*Your goal:* Write down every entry below once more, exactly.

Extracts from a graphics dataset

────

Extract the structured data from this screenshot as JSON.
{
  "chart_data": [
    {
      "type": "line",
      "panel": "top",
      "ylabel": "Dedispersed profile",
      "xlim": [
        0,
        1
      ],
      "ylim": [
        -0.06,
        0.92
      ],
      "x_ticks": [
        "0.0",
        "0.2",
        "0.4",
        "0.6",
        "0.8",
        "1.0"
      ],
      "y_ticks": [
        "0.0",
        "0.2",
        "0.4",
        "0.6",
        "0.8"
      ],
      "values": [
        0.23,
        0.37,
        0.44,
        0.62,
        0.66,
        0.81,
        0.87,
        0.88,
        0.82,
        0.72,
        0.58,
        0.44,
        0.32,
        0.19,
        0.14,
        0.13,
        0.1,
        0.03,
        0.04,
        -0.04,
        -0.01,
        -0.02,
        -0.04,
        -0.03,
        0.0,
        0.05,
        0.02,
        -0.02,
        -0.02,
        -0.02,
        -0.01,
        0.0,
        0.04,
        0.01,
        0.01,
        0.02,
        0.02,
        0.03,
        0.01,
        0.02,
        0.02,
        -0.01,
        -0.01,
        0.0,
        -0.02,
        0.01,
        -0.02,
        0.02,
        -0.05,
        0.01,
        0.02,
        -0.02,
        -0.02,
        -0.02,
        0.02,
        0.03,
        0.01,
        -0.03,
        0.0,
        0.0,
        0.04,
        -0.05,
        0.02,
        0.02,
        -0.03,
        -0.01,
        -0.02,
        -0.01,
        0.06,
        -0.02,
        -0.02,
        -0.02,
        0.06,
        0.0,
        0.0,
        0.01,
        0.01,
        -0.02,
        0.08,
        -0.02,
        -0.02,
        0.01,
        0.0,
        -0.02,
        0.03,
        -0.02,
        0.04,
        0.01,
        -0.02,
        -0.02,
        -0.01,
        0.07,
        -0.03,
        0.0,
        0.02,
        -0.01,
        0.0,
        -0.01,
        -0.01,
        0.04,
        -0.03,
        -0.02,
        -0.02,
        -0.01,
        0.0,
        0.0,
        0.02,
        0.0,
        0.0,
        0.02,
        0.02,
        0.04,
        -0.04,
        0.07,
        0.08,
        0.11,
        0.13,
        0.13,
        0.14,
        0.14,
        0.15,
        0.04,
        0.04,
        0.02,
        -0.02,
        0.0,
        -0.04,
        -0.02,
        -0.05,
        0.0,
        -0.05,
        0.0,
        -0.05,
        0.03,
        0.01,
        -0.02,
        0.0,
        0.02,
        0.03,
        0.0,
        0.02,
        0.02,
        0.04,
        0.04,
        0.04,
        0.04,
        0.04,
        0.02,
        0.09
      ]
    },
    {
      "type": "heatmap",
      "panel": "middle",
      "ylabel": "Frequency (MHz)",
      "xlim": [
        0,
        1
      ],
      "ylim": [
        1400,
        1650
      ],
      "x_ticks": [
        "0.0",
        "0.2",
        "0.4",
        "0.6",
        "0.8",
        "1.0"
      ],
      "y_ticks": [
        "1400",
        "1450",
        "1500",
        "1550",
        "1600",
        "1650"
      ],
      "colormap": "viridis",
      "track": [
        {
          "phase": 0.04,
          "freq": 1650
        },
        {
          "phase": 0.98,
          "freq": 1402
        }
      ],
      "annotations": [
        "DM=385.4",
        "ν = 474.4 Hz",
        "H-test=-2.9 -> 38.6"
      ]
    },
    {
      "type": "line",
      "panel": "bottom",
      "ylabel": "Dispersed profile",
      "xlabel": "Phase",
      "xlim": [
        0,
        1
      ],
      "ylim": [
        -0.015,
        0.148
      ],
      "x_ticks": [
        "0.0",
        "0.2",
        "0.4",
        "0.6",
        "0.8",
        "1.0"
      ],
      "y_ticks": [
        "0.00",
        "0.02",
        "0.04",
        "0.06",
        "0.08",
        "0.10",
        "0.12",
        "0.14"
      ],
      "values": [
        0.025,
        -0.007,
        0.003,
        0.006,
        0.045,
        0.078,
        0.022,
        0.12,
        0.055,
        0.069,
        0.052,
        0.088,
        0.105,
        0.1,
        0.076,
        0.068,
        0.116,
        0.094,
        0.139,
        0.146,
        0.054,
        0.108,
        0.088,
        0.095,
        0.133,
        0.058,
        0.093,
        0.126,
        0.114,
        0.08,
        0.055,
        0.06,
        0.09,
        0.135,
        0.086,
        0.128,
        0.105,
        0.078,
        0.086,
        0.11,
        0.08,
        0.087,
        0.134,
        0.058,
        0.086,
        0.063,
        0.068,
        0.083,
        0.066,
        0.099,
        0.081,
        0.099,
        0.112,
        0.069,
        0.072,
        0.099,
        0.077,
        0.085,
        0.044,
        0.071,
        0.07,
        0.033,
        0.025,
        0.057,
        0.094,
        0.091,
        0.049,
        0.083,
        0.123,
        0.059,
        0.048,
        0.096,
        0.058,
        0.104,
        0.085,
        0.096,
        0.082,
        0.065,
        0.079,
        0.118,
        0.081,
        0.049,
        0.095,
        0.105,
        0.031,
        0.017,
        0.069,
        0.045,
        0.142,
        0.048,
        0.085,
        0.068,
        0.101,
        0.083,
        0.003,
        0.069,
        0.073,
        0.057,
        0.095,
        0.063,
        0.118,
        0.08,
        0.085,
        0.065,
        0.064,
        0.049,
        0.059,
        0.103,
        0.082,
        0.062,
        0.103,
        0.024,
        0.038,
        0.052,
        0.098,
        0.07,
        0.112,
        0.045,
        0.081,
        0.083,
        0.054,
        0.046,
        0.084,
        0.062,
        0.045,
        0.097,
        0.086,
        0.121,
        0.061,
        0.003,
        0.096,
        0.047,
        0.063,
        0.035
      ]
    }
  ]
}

────

*Task result:*
Extract the structured data from this screenshot as JSON.
{
  "chart_data": [
    {
      "type": "line",
      "panel": "top",
      "ylabel": "Dedispersed profile",
      "xlim": [
        0,
        1
      ],
      "ylim": [
        -0.06,
        0.92
      ],
      "x_ticks": [
        "0.0",
        "0.2",
        "0.4",
        "0.6",
        "0.8",
        "1.0"
      ],
      "y_ticks": [
        "0.0",
        "0.2",
        "0.4",
        "0.6",
        "0.8"
      ],
      "values": [
        0.23,
        0.37,
        0.44,
        0.62,
        0.66,
        0.81,
        0.87,
        0.88,
        0.82,
        0.72,
        0.58,
        0.44,
        0.32,
        0.19,
        0.14,
        0.13,
        0.1,
        0.03,
        0.04,
        -0.04,
        -0.01,
        -0.02,
        -0.04,
        -0.03,
        0.0,
        0.05,
        0.02,
        -0.02,
        -0.02,
        -0.02,
        -0.01,
        0.0,
        0.04,
        0.01,
        0.01,
        0.02,
        0.02,
        0.03,
        0.01,
        0.02,
        0.02,
        -0.01,
        -0.01,
        0.0,
        -0.02,
        0.01,
        -0.02,
        0.02,
        -0.05,
        0.01,
        0.02,
        -0.02,
        -0.02,
        -0.02,
        0.02,
        0.03,
        0.01,
        -0.03,
        0.0,
        0.0,
        0.04,
        -0.05,
        0.02,
        0.02,
        -0.03,
        -0.01,
        -0.02,
        -0.01,
        0.06,
        -0.02,
        -0.02,
        -0.02,
        0.06,
        0.0,
        0.0,
        0.01,
        0.01,
        -0.02,
        0.08,
        -0.02,
        -0.02,
        0.01,
        0.0,
        -0.02,
        0.03,
        -0.02,
        0.04,
        0.01,
        -0.02,
        -0.02,
        -0.01,
        0.07,
        -0.03,
        0.0,
        0.02,
        -0.01,
        0.0,
        -0.01,
        -0.01,
        0.04,
        -0.03,
        -0.02,
        -0.02,
        -0.01,
        0.0,
        0.0,
        0.02,
        0.0,
        0.0,
        0.02,
        0.02,
        0.04,
        -0.04,
        0.07,
        0.08,
        0.11,
        0.13,
        0.13,
        0.14,
        0.14,
        0.15,
        0.04,
        0.04,
        0.02,
        -0.02,
        0.0,
        -0.04,
        -0.02,
        -0.05,
        0.0,
        -0.05,
        0.0,
        -0.05,
        0.03,
        0.01,
        -0.02,
        0.0,
        0.02,
        0.03,
        0.0,
        0.02,
        0.02,
        0.04,
        0.04,
        0.04,
        0.04,
        0.04,
        0.02,
        0.09
      ]
    },
    {
      "type": "heatmap",
      "panel": "middle",
      "ylabel": "Frequency (MHz)",
      "xlim": [
        0,
        1
      ],
      "ylim": [
        1400,
        1650
      ],
      "x_ticks": [
        "0.0",
        "0.2",
        "0.4",
        "0.6",
        "0.8",
        "1.0"
      ],
      "y_ticks": [
        "1400",
        "1450",
        "1500",
        "1550",
        "1600",
        "1650"
      ],
      "colormap": "viridis",
      "track": [
        {
          "phase": 0.04,
          "freq": 1650
        },
        {
          "phase": 0.98,
          "freq": 1402
        }
      ],
      "annotations": [
        "DM=385.4",
        "ν = 474.4 Hz",
        "H-test=-2.9 -> 38.6"
      ]
    },
    {
      "type": "line",
      "panel": "bottom",
      "ylabel": "Dispersed profile",
      "xlabel": "Phase",
      "xlim": [
        0,
        1
      ],
      "ylim": [
        -0.015,
        0.148
      ],
      "x_ticks": [
        "0.0",
        "0.2",
        "0.4",
        "0.6",
        "0.8",
        "1.0"
      ],
      "y_ticks": [
        "0.00",
        "0.02",
        "0.04",
        "0.06",
        "0.08",
        "0.10",
        "0.12",
        "0.14"
      ],
      "values": [
        0.025,
        -0.007,
        0.003,
        0.006,
        0.045,
        0.078,
        0.022,
        0.12,
        0.055,
        0.069,
        0.052,
        0.088,
        0.105,
        0.1,
        0.076,
        0.068,
        0.116,
        0.094,
        0.139,
        0.146,
        0.054,
        0.108,
        0.088,
        0.095,
        0.133,
        0.058,
        0.093,
        0.126,
        0.114,
        0.08,
        0.055,
        0.06,
        0.09,
        0.135,
        0.086,
        0.128,
        0.105,
        0.078,
        0.086,
        0.11,
        0.08,
        0.087,
        0.134,
        0.058,
        0.086,
        0.063,
        0.068,
        0.083,
        0.066,
        0.099,
        0.081,
        0.099,
        0.112,
        0.069,
        0.072,
        0.099,
        0.077,
        0.085,
        0.044,
        0.071,
        0.07,
        0.033,
        0.025,
        0.057,
        0.094,
        0.091,
        0.049,
        0.083,
        0.123,
        0.059,
        0.048,
        0.096,
        0.058,
        0.104,
        0.085,
        0.096,
        0.082,
        0.065,
        0.079,
        0.118,
        0.081,
        0.049,
        0.095,
        0.105,
        0.031,
        0.017,
        0.069,
        0.045,
        0.142,
        0.048,
        0.085,
        0.068,
        0.101,
        0.083,
        0.003,
        0.069,
        0.073,
        0.057,
        0.095,
        0.063,
        0.118,
        0.08,
        0.085,
        0.065,
        0.064,
        0.049,
        0.059,
        0.103,
        0.082,
        0.062,
        0.103,
        0.024,
        0.038,
        0.052,
        0.098,
        0.07,
        0.112,
        0.045,
        0.081,
        0.083,
        0.054,
        0.046,
        0.084,
        0.062,
        0.045,
        0.097,
        0.086,
        0.121,
        0.061,
        0.003,
        0.096,
        0.047,
        0.063,
        0.035
      ]
    }
  ]
}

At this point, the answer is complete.